Give the number of lines in the entries that contain "color". State only the count.

• [Records shown]:
------------------------------------

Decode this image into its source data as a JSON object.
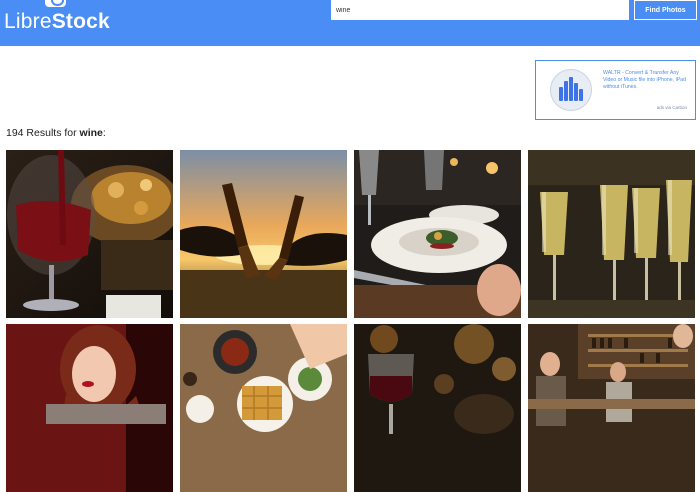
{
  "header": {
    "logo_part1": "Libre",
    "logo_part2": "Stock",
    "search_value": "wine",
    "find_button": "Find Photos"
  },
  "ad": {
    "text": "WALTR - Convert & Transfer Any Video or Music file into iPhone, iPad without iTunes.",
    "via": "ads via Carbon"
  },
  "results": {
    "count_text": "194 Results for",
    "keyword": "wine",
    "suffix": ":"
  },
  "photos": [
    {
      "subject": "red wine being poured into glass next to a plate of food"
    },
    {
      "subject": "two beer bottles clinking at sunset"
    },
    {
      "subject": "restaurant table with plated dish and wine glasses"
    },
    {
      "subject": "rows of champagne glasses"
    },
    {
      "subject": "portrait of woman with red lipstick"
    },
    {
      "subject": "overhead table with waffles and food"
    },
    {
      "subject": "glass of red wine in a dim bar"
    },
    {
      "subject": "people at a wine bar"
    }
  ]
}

------------------------------------

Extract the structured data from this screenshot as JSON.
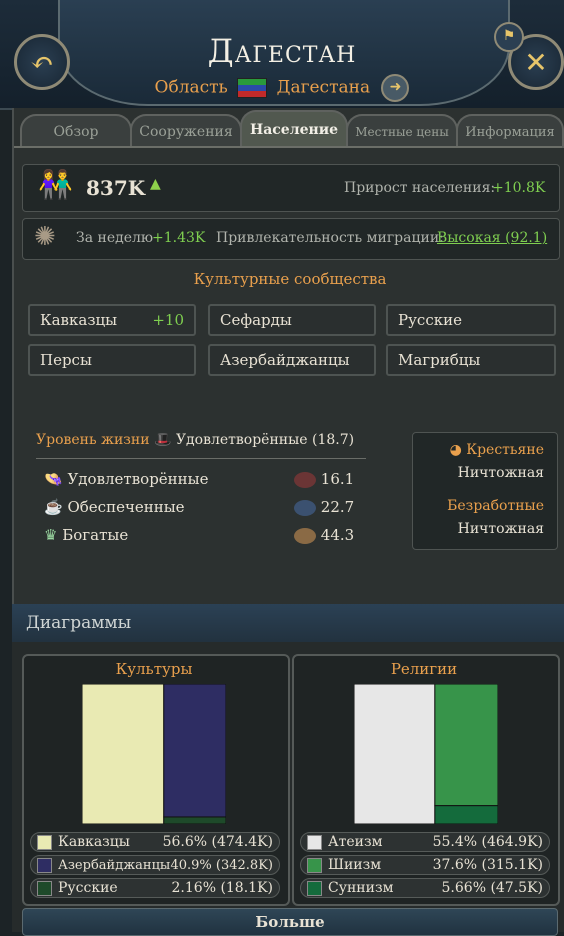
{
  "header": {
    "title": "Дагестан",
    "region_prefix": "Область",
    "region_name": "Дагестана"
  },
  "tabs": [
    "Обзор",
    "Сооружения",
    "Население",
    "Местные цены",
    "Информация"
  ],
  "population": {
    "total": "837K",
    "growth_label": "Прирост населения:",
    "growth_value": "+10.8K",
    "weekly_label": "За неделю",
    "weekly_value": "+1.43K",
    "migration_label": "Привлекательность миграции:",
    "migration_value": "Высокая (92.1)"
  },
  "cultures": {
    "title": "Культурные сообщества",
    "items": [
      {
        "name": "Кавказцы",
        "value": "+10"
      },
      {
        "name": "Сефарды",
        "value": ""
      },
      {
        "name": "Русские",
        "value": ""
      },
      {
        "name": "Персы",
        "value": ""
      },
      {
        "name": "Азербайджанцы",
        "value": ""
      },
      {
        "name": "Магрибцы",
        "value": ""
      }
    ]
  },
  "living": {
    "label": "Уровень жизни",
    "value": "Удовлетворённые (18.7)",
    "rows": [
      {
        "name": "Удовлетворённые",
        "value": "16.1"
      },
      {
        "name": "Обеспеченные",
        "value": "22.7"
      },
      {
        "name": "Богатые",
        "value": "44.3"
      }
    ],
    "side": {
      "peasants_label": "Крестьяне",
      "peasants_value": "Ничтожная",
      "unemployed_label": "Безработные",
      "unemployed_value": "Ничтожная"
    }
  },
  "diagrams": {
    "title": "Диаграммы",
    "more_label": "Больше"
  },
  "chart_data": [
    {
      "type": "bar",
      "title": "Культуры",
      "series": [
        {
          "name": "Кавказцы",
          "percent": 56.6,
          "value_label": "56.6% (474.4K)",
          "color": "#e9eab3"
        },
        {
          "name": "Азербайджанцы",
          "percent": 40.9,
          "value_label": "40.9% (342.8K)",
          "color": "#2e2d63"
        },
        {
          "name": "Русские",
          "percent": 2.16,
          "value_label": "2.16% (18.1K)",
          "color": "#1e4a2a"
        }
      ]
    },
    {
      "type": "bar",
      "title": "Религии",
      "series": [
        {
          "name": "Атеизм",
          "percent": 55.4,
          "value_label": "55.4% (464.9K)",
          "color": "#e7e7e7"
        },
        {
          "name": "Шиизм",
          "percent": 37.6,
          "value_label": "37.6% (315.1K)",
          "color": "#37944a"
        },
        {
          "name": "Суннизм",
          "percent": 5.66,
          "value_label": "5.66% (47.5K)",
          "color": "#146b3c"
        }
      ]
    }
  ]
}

------------------------------------

• [The reply]:
6